Print each line of the listing once more, precisely as given.

(Figure data in JSON)
____

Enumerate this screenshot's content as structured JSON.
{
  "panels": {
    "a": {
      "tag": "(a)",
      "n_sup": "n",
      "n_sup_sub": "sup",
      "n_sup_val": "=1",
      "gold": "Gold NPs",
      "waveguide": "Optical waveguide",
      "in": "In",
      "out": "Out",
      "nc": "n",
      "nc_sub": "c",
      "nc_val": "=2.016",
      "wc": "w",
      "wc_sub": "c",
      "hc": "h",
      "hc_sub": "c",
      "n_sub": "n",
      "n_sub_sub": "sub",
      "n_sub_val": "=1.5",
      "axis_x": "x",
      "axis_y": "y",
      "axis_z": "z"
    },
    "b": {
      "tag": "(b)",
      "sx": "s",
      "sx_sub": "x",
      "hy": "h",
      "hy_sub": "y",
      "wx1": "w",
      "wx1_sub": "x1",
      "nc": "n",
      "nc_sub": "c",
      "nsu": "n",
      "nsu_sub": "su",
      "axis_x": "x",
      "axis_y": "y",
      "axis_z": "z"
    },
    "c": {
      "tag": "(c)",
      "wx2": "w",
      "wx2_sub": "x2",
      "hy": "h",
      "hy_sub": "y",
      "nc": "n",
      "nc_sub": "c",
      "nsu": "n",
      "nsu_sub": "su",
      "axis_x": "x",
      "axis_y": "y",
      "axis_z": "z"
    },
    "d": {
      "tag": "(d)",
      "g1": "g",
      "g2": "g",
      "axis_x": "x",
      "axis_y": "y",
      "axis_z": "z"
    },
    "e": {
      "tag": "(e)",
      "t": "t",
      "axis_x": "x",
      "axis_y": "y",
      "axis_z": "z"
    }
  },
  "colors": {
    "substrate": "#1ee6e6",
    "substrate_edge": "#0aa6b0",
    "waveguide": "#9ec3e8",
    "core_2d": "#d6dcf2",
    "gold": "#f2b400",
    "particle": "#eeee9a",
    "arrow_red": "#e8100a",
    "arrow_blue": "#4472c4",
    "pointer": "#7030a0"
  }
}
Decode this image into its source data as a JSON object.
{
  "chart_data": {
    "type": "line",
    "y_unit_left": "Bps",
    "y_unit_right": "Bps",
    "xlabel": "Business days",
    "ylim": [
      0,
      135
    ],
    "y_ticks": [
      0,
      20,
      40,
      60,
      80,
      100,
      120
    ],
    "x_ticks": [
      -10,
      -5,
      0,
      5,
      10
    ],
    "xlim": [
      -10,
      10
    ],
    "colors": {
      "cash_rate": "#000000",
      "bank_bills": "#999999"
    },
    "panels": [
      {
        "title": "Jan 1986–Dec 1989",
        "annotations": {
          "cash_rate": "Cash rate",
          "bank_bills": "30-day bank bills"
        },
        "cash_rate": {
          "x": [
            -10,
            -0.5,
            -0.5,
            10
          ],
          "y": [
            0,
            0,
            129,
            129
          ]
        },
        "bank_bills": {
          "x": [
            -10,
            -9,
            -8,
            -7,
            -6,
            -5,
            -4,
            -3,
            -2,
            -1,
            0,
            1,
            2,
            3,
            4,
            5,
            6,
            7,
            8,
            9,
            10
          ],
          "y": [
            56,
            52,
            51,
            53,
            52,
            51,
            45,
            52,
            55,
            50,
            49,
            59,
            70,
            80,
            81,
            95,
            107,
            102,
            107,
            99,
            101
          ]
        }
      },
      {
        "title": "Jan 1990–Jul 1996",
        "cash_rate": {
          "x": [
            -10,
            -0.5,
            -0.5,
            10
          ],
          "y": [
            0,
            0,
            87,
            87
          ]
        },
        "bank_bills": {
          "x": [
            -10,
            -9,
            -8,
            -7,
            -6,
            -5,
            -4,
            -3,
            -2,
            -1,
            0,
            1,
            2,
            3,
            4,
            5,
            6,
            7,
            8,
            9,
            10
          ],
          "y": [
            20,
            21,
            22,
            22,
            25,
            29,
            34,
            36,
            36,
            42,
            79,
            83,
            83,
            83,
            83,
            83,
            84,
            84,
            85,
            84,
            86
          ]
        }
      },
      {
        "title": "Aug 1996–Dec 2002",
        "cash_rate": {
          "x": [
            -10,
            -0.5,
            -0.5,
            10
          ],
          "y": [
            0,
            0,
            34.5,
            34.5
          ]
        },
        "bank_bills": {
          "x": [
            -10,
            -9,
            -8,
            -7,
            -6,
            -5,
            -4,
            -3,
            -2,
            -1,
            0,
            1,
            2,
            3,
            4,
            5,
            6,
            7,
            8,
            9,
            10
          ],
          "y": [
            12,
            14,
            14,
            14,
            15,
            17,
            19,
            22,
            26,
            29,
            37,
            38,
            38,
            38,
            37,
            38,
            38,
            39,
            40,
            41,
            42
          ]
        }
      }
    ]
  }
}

____

> Solution
Enumerate this screenshot's content as structured JSON.
{
  "panels": {
    "a": {
      "tag": "(a)",
      "n_sup": "n",
      "n_sup_sub": "sup",
      "n_sup_val": "=1",
      "gold": "Gold NPs",
      "waveguide": "Optical waveguide",
      "in": "In",
      "out": "Out",
      "nc": "n",
      "nc_sub": "c",
      "nc_val": "=2.016",
      "wc": "w",
      "wc_sub": "c",
      "hc": "h",
      "hc_sub": "c",
      "n_sub": "n",
      "n_sub_sub": "sub",
      "n_sub_val": "=1.5",
      "axis_x": "x",
      "axis_y": "y",
      "axis_z": "z"
    },
    "b": {
      "tag": "(b)",
      "sx": "s",
      "sx_sub": "x",
      "hy": "h",
      "hy_sub": "y",
      "wx1": "w",
      "wx1_sub": "x1",
      "nc": "n",
      "nc_sub": "c",
      "nsu": "n",
      "nsu_sub": "su",
      "axis_x": "x",
      "axis_y": "y",
      "axis_z": "z"
    },
    "c": {
      "tag": "(c)",
      "wx2": "w",
      "wx2_sub": "x2",
      "hy": "h",
      "hy_sub": "y",
      "nc": "n",
      "nc_sub": "c",
      "nsu": "n",
      "nsu_sub": "su",
      "axis_x": "x",
      "axis_y": "y",
      "axis_z": "z"
    },
    "d": {
      "tag": "(d)",
      "g1": "g",
      "g2": "g",
      "axis_x": "x",
      "axis_y": "y",
      "axis_z": "z"
    },
    "e": {
      "tag": "(e)",
      "t": "t",
      "axis_x": "x",
      "axis_y": "y",
      "axis_z": "z"
    }
  },
  "colors": {
    "substrate": "#1ee6e6",
    "substrate_edge": "#0aa6b0",
    "waveguide": "#9ec3e8",
    "core_2d": "#d6dcf2",
    "gold": "#f2b400",
    "particle": "#eeee9a",
    "arrow_red": "#e8100a",
    "arrow_blue": "#4472c4",
    "pointer": "#7030a0"
  }
}
Decode this image into its source data as a JSON object.
{
  "chart_data": {
    "type": "line",
    "y_unit_left": "Bps",
    "y_unit_right": "Bps",
    "xlabel": "Business days",
    "ylim": [
      0,
      135
    ],
    "y_ticks": [
      0,
      20,
      40,
      60,
      80,
      100,
      120
    ],
    "x_ticks": [
      -10,
      -5,
      0,
      5,
      10
    ],
    "xlim": [
      -10,
      10
    ],
    "colors": {
      "cash_rate": "#000000",
      "bank_bills": "#999999"
    },
    "panels": [
      {
        "title": "Jan 1986–Dec 1989",
        "annotations": {
          "cash_rate": "Cash rate",
          "bank_bills": "30-day bank bills"
        },
        "cash_rate": {
          "x": [
            -10,
            -0.5,
            -0.5,
            10
          ],
          "y": [
            0,
            0,
            129,
            129
          ]
        },
        "bank_bills": {
          "x": [
            -10,
            -9,
            -8,
            -7,
            -6,
            -5,
            -4,
            -3,
            -2,
            -1,
            0,
            1,
            2,
            3,
            4,
            5,
            6,
            7,
            8,
            9,
            10
          ],
          "y": [
            56,
            52,
            51,
            53,
            52,
            51,
            45,
            52,
            55,
            50,
            49,
            59,
            70,
            80,
            81,
            95,
            107,
            102,
            107,
            99,
            101
          ]
        }
      },
      {
        "title": "Jan 1990–Jul 1996",
        "cash_rate": {
          "x": [
            -10,
            -0.5,
            -0.5,
            10
          ],
          "y": [
            0,
            0,
            87,
            87
          ]
        },
        "bank_bills": {
          "x": [
            -10,
            -9,
            -8,
            -7,
            -6,
            -5,
            -4,
            -3,
            -2,
            -1,
            0,
            1,
            2,
            3,
            4,
            5,
            6,
            7,
            8,
            9,
            10
          ],
          "y": [
            20,
            21,
            22,
            22,
            25,
            29,
            34,
            36,
            36,
            42,
            79,
            83,
            83,
            83,
            83,
            83,
            84,
            84,
            85,
            84,
            86
          ]
        }
      },
      {
        "title": "Aug 1996–Dec 2002",
        "cash_rate": {
          "x": [
            -10,
            -0.5,
            -0.5,
            10
          ],
          "y": [
            0,
            0,
            34.5,
            34.5
          ]
        },
        "bank_bills": {
          "x": [
            -10,
            -9,
            -8,
            -7,
            -6,
            -5,
            -4,
            -3,
            -2,
            -1,
            0,
            1,
            2,
            3,
            4,
            5,
            6,
            7,
            8,
            9,
            10
          ],
          "y": [
            12,
            14,
            14,
            14,
            15,
            17,
            19,
            22,
            26,
            29,
            37,
            38,
            38,
            38,
            37,
            38,
            38,
            39,
            40,
            41,
            42
          ]
        }
      }
    ]
  }
}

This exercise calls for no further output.